__TEXTE SOURCE__

Mais c'est peut-être une idée que je me fais.
Samedi 11
Une heure.
– Une chose est sûre : les lectures du genre de celles dont j'achève en
ce moment le cycle ne sont nullement propres à raffermir la foi que
l'on a dans l'humanité ; surtout chez les lecteurs chez qui elle était
déjà fortement vacillante. Les hommes font penser à un meuble en bois
blanc qu'on aurait entièrement recouvert d'une laque brillante : pour
qui le découvre du regard, il semble magnifique et précieux ; mais qu'on
s'avise d'en gratter un peu la surface, on retrouve tout de suite le
bois blanc.
Lundi
13
Dix heures. – Running gag. Ou, si l’on préfère le latin à l’anglois : bis repetita placent. Hier soir, sur les coups de neuf heures, au beau milieu d’un épisode de la série Blacklist… nouveau coma de Dame Ternette ! Comme de juste, ce matin, les agents Orange nous annoncent qu’ils sont déjà au taquet et que la liaison devrait être rétablie dans une semaine, bien évidemment “en fin de journée”. Bref : la routine.

__DONNÉES__
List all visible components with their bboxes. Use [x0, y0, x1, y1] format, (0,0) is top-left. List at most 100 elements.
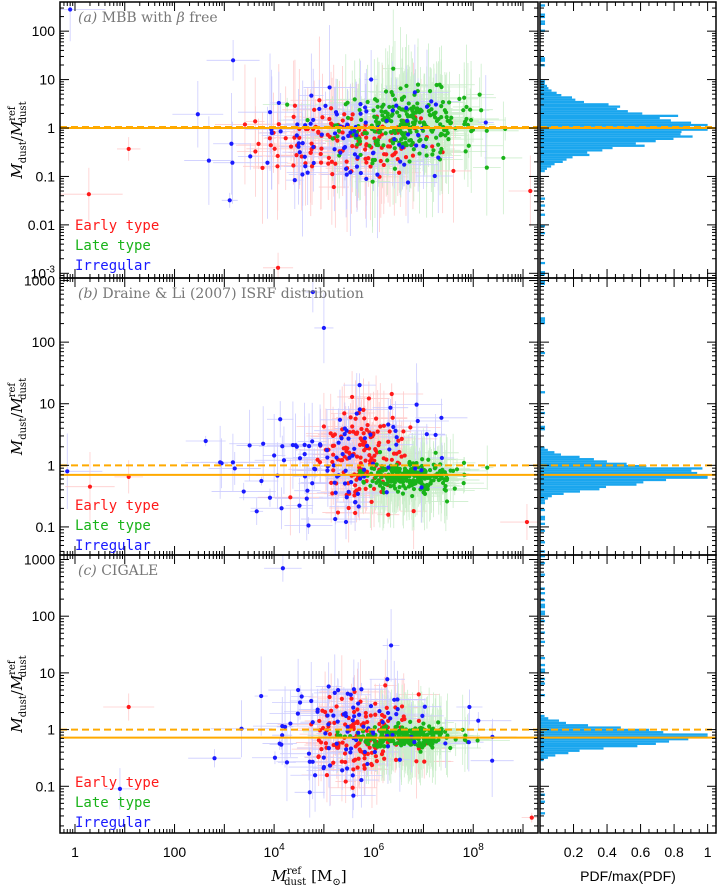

__CONSIGNE__
Transcrivez l'extrait de journal en entier, sans y changer un seul mot. Ces données n'ont aucun rapport avec l'extrait de journal.

__CORRIGÉ__
Mais c'est peut-être une idée que je me fais.
Samedi 11
Une heure.
– Une chose est sûre : les lectures du genre de celles dont j'achève en
ce moment le cycle ne sont nullement propres à raffermir la foi que
l'on a dans l'humanité ; surtout chez les lecteurs chez qui elle était
déjà fortement vacillante. Les hommes font penser à un meuble en bois
blanc qu'on aurait entièrement recouvert d'une laque brillante : pour
qui le découvre du regard, il semble magnifique et précieux ; mais qu'on
s'avise d'en gratter un peu la surface, on retrouve tout de suite le
bois blanc.
Lundi
13
Dix heures. – Running gag. Ou, si l’on préfère le latin à l’anglois : bis repetita placent. Hier soir, sur les coups de neuf heures, au beau milieu d’un épisode de la série Blacklist… nouveau coma de Dame Ternette ! Comme de juste, ce matin, les agents Orange nous annoncent qu’ils sont déjà au taquet et que la liaison devrait être rétablie dans une semaine, bien évidemment “en fin de journée”. Bref : la routine.